--- Soal Latihan ---
Tolong salin ulang seluruh kutipan bacaan di bawah ini tanpa mengubah satu huruf pun.

Searching...
Sabtu, 14 Mei 2016

Perjuangan Dan Labelling. Lalu, Bagaimana Sikap Kita?

Perjuangan Dan Labelling. Lalu, Bagaimana Sikap Kita?
Oleh: M. Jandi
Editor: A.Az


Bismillahirahmanirrohim.

Di abad 21 ini, berbagai penyimpangan dan penistaan agama semakin bermunculan dan terus tumbuh bak jamur dimusim hujan. Tujuan mereka tidak lain yaitu upaya pencacatan akidah. Upaya tersebut hari ini tidak lagi dilakukan dengan kekerasan fisik seperti pada tragedi Valencia di Spanyol, dimana 60.000 kaum muslimin dibantai dalam satu hari. Tapi hari ini upaya mereka mencacatkan akidah kaum muslimin adalah dengan perang pemikiran. Oleh sebabnyalah pada abad ini kita temui bahwa gerakan-gerakan yang jelas memiliki tujuan memerangi akidah umat islam sangat masif kita rasakan. Salah satunya adalah jaringan islam liberal (JIL) dan Syi’ah. Kedua faham ini sangat meresahkan umat muslim khususnya Indonesia, bahkan berbagai ormas dan kelompok islam pun menolak akan keberadaannya di Indonesia. Karena dari kedua gerakan ini terlalu berlebihan dalam menafsirikan berbagai nash-nash syar’i dan cenderung merendahkanya.

(Entri yang dikutip dari sebuah koleksi)
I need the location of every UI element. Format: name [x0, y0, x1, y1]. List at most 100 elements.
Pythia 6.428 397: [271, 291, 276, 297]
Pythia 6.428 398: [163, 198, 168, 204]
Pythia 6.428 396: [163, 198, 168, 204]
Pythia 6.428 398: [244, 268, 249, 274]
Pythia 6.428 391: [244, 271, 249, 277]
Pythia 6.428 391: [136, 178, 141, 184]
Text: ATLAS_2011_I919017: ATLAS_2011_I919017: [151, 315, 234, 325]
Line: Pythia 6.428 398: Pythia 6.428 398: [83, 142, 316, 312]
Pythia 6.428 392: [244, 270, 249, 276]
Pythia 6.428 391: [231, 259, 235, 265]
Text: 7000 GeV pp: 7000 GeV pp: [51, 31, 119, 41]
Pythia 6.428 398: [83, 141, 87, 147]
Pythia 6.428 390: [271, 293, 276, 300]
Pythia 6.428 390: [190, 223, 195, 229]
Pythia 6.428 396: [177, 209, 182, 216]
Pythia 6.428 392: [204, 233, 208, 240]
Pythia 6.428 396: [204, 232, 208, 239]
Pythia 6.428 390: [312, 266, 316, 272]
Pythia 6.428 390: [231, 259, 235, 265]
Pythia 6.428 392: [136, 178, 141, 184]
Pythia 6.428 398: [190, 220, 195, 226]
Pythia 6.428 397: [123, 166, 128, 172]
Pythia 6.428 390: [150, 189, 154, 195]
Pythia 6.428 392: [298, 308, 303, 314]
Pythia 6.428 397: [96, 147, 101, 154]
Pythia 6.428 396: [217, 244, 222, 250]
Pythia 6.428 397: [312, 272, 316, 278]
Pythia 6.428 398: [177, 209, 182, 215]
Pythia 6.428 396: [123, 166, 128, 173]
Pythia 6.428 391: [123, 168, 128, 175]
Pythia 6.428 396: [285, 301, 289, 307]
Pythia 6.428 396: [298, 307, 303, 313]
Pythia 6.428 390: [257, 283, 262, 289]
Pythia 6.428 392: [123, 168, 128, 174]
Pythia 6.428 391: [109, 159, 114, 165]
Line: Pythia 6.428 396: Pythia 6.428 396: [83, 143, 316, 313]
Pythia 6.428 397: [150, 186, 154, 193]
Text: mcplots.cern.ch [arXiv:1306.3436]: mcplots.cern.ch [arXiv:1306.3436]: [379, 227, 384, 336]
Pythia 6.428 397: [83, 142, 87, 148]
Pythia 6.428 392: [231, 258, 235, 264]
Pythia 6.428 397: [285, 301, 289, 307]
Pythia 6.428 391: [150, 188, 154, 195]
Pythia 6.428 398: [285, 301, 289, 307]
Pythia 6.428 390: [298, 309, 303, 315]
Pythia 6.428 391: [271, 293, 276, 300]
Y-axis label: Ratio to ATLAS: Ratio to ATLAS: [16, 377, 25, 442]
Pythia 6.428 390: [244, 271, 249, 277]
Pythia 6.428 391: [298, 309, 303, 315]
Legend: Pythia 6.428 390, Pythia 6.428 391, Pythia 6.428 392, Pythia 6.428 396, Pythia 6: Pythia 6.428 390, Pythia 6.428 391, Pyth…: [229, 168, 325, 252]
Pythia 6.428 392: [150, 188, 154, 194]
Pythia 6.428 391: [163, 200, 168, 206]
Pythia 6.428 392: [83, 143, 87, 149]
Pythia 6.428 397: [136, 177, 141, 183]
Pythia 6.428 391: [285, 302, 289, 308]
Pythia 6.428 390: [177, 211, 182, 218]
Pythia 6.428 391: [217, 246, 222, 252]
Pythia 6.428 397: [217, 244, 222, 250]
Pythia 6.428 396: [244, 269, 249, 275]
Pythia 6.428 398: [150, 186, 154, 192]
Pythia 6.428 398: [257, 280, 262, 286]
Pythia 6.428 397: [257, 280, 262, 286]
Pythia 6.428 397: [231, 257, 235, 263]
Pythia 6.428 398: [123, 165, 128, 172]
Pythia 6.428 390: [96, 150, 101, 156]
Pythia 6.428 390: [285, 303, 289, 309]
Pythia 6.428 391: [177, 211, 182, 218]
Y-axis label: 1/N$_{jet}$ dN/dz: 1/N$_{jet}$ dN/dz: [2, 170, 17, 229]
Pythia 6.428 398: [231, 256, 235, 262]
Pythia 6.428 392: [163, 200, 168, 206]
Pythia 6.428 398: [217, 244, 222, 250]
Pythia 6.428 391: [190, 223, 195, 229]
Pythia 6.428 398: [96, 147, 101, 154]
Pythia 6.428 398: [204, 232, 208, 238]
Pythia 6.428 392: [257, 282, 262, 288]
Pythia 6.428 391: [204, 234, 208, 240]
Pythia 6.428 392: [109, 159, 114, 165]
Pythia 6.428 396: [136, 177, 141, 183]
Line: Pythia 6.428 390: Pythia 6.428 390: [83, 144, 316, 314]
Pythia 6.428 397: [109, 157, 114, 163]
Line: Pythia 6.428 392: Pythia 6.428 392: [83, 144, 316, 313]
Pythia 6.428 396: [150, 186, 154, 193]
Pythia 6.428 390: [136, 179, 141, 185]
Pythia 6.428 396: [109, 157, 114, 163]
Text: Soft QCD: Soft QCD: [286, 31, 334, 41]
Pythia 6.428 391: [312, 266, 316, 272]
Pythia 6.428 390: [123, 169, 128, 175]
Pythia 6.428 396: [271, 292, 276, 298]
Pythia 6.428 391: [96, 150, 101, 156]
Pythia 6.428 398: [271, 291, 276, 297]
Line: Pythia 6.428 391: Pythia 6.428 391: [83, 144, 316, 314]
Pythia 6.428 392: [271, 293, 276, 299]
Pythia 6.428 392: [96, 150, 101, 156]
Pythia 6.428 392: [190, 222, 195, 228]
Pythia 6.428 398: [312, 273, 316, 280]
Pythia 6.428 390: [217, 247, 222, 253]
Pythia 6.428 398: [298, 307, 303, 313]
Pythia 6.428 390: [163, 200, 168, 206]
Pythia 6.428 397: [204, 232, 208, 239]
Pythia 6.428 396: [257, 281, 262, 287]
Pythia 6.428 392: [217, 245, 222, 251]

--- Jawaban Latihan ---
Searching...
Sabtu, 14 Mei 2016

Perjuangan Dan Labelling. Lalu, Bagaimana Sikap Kita?

Perjuangan Dan Labelling. Lalu, Bagaimana Sikap Kita?
Oleh: M. Jandi
Editor: A.Az


Bismillahirahmanirrohim.

Di abad 21 ini, berbagai penyimpangan dan penistaan agama semakin bermunculan dan terus tumbuh bak jamur dimusim hujan. Tujuan mereka tidak lain yaitu upaya pencacatan akidah. Upaya tersebut hari ini tidak lagi dilakukan dengan kekerasan fisik seperti pada tragedi Valencia di Spanyol, dimana 60.000 kaum muslimin dibantai dalam satu hari. Tapi hari ini upaya mereka mencacatkan akidah kaum muslimin adalah dengan perang pemikiran. Oleh sebabnyalah pada abad ini kita temui bahwa gerakan-gerakan yang jelas memiliki tujuan memerangi akidah umat islam sangat masif kita rasakan. Salah satunya adalah jaringan islam liberal (JIL) dan Syi’ah. Kedua faham ini sangat meresahkan umat muslim khususnya Indonesia, bahkan berbagai ormas dan kelompok islam pun menolak akan keberadaannya di Indonesia. Karena dari kedua gerakan ini terlalu berlebihan dalam menafsirikan berbagai nash-nash syar’i dan cenderung merendahkanya.